Tally the lines that contain "gunner" and report the total alone.

[start Data for this exercise]

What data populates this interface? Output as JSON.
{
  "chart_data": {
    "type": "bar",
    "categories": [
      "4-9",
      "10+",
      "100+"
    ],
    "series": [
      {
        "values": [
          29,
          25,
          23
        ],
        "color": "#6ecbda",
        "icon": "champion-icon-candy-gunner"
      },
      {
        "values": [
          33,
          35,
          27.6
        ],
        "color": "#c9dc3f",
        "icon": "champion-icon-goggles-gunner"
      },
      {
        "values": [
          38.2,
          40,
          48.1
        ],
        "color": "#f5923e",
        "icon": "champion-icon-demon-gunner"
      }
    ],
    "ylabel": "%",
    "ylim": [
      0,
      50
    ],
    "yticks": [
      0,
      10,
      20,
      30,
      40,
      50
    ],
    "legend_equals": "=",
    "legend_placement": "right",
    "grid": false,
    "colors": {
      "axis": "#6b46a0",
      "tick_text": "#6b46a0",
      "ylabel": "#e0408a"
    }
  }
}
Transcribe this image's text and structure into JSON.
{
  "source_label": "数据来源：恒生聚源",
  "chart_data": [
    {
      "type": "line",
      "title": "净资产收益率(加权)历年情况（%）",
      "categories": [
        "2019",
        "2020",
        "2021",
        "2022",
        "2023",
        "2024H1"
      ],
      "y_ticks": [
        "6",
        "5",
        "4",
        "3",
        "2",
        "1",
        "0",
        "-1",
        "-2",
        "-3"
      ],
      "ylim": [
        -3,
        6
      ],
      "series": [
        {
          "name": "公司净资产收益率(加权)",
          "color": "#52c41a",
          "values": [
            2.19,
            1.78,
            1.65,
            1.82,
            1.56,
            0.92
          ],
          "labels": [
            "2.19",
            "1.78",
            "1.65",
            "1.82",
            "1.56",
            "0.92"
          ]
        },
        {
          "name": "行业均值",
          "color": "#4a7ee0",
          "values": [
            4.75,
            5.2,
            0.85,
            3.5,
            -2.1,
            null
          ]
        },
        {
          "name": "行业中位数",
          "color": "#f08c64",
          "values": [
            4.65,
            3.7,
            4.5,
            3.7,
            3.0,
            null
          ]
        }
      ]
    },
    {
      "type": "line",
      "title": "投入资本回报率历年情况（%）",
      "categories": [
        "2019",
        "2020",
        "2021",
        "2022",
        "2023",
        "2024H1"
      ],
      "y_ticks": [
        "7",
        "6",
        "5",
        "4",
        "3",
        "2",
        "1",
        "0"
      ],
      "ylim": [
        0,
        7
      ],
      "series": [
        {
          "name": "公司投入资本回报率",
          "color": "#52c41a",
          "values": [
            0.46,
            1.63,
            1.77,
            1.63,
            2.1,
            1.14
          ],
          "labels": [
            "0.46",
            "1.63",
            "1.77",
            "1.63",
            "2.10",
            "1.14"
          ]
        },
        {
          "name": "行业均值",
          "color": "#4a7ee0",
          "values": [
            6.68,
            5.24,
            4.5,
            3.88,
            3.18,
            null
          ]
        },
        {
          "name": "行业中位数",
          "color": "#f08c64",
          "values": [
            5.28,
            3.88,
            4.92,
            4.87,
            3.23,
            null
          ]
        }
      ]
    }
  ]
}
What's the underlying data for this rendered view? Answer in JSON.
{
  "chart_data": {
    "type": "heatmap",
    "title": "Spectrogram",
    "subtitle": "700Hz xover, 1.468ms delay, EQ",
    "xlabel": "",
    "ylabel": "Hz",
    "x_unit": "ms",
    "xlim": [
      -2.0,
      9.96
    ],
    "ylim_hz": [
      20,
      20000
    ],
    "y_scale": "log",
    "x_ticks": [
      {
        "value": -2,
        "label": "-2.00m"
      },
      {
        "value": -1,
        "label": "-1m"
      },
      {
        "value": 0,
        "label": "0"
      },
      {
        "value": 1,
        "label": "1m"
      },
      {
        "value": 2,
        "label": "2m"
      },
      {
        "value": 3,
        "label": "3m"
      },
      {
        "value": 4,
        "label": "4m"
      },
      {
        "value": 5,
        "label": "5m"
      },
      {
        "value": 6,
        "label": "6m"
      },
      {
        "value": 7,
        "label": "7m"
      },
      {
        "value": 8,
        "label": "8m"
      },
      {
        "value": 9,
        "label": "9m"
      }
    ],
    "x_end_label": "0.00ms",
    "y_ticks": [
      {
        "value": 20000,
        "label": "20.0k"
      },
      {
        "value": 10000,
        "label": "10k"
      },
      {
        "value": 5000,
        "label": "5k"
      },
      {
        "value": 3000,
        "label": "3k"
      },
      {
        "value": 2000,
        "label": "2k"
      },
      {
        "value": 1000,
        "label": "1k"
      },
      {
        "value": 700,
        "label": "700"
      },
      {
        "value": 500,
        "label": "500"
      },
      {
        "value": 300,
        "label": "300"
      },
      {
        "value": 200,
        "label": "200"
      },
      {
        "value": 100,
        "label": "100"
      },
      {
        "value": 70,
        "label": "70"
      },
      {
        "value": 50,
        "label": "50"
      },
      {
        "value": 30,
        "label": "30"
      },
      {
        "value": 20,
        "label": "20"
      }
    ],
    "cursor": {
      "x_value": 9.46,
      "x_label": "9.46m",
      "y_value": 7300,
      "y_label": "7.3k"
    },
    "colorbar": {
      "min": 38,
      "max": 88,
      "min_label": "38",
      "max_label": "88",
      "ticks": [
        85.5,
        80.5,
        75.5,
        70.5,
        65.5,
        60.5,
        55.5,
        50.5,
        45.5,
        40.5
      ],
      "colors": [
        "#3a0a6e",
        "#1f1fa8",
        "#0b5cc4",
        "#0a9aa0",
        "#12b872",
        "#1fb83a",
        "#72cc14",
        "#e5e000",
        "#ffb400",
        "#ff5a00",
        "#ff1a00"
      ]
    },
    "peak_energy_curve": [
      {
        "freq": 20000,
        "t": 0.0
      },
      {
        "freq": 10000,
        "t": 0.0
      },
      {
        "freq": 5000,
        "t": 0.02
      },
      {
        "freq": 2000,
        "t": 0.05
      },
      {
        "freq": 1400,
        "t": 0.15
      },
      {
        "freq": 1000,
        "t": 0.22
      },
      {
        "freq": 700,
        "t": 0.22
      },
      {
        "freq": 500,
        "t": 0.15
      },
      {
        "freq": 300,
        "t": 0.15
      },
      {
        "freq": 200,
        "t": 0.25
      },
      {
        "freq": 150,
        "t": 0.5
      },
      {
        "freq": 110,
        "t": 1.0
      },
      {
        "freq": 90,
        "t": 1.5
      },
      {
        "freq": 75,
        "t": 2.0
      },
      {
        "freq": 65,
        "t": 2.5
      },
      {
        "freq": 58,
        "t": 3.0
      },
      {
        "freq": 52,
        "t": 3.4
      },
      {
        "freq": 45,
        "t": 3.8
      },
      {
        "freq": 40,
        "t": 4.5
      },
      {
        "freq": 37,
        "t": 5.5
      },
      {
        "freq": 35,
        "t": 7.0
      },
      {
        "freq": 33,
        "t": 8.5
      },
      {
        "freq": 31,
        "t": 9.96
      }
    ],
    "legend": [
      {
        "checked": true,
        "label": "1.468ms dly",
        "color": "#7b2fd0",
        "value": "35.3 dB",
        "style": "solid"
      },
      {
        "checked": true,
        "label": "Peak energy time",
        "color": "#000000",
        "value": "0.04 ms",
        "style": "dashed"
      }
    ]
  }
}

[end Data for this exercise]

[The reply]
3